Directions for this task: From the listing below, extract each line containing the string "slab".

Provided information:
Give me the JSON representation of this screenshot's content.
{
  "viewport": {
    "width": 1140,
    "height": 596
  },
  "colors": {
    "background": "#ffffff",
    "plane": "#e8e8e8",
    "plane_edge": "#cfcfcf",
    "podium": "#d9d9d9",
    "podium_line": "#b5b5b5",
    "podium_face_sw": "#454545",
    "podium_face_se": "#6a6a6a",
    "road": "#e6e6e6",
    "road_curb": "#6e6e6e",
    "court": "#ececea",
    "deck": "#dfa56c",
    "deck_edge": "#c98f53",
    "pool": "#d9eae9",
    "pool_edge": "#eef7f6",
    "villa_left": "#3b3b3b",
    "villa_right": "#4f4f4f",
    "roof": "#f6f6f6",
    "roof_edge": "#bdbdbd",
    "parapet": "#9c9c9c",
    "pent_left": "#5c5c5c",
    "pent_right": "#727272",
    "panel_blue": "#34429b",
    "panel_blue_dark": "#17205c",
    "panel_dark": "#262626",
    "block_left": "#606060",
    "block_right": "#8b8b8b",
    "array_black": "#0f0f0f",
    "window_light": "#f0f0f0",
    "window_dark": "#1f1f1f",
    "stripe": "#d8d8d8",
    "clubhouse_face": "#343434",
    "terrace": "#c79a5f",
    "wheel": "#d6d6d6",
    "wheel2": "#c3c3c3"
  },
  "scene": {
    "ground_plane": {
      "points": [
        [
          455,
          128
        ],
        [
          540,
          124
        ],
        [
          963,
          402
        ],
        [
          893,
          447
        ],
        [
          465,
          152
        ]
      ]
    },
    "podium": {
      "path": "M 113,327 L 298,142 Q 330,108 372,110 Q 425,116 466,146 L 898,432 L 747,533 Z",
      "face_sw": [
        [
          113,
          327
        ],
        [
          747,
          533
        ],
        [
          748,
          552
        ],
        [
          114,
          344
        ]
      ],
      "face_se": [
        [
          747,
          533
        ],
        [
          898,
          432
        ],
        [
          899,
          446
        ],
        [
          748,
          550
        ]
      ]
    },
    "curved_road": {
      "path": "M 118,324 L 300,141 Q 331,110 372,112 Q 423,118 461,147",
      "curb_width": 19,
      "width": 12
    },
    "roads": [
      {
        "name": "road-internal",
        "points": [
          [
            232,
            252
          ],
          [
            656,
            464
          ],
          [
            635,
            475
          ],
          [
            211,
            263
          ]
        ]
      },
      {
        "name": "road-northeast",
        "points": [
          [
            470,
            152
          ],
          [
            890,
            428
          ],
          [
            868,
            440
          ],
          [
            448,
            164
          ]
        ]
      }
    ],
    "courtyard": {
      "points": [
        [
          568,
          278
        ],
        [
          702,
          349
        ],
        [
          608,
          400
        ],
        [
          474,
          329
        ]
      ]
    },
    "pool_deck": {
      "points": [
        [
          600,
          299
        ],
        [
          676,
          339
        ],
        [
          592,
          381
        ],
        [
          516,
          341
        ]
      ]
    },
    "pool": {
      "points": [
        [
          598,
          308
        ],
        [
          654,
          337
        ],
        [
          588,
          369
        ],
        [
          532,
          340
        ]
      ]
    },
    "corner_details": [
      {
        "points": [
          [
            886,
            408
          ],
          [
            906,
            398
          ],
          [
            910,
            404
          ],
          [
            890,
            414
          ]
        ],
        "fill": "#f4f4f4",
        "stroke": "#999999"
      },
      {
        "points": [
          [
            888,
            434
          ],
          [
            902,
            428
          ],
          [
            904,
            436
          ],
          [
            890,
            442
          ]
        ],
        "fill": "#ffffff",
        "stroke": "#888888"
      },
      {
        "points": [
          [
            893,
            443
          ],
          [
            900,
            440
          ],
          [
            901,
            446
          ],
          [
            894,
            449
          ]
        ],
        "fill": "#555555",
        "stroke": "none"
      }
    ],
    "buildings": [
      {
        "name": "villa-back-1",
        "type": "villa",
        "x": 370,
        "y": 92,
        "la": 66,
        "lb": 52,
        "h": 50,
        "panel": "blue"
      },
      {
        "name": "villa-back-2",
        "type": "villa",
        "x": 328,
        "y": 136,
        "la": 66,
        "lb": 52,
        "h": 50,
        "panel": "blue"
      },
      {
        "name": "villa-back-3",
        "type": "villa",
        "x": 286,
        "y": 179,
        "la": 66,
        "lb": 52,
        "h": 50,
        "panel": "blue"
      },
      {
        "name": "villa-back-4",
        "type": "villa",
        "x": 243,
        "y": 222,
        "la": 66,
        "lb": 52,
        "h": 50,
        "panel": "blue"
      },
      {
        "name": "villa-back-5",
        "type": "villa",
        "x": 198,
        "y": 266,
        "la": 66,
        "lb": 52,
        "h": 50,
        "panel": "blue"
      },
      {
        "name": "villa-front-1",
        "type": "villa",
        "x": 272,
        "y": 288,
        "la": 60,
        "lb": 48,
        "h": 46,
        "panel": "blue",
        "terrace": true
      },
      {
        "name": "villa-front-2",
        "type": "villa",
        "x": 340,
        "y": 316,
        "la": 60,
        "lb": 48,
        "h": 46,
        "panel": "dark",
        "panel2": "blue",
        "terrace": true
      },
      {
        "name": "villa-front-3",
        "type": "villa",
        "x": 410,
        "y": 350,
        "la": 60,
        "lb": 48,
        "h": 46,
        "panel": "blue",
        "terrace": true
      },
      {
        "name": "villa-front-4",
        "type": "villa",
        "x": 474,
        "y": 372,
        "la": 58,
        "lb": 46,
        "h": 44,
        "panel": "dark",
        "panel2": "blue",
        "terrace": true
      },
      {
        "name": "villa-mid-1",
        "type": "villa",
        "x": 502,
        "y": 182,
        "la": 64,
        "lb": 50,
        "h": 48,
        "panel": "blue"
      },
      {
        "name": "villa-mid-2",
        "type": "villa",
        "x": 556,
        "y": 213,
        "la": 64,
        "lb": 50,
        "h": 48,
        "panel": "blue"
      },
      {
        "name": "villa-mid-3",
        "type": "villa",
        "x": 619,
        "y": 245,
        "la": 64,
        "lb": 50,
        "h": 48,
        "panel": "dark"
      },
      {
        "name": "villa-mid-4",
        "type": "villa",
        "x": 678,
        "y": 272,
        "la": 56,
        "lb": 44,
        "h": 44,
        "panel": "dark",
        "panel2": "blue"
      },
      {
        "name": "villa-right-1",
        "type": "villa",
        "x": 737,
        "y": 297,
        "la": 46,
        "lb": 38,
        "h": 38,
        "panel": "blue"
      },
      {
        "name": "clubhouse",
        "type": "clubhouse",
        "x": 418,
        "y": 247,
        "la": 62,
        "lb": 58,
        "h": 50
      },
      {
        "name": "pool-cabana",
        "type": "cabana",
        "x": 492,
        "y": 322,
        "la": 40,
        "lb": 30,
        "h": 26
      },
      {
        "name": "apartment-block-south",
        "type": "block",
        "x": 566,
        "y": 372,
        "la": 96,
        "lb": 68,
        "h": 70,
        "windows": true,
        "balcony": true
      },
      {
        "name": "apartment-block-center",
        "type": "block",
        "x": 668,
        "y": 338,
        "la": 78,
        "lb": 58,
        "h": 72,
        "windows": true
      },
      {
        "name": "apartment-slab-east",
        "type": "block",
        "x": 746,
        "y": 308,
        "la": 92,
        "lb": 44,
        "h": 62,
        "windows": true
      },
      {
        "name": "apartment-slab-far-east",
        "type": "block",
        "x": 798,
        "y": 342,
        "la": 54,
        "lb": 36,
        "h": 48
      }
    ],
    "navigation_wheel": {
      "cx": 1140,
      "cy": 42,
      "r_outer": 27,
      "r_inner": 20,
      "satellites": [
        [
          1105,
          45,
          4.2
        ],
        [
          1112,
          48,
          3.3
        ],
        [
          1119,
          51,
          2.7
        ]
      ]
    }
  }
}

Answer to the exercise:
        "name": "apartment-slab-east",
        "name": "apartment-slab-far-east",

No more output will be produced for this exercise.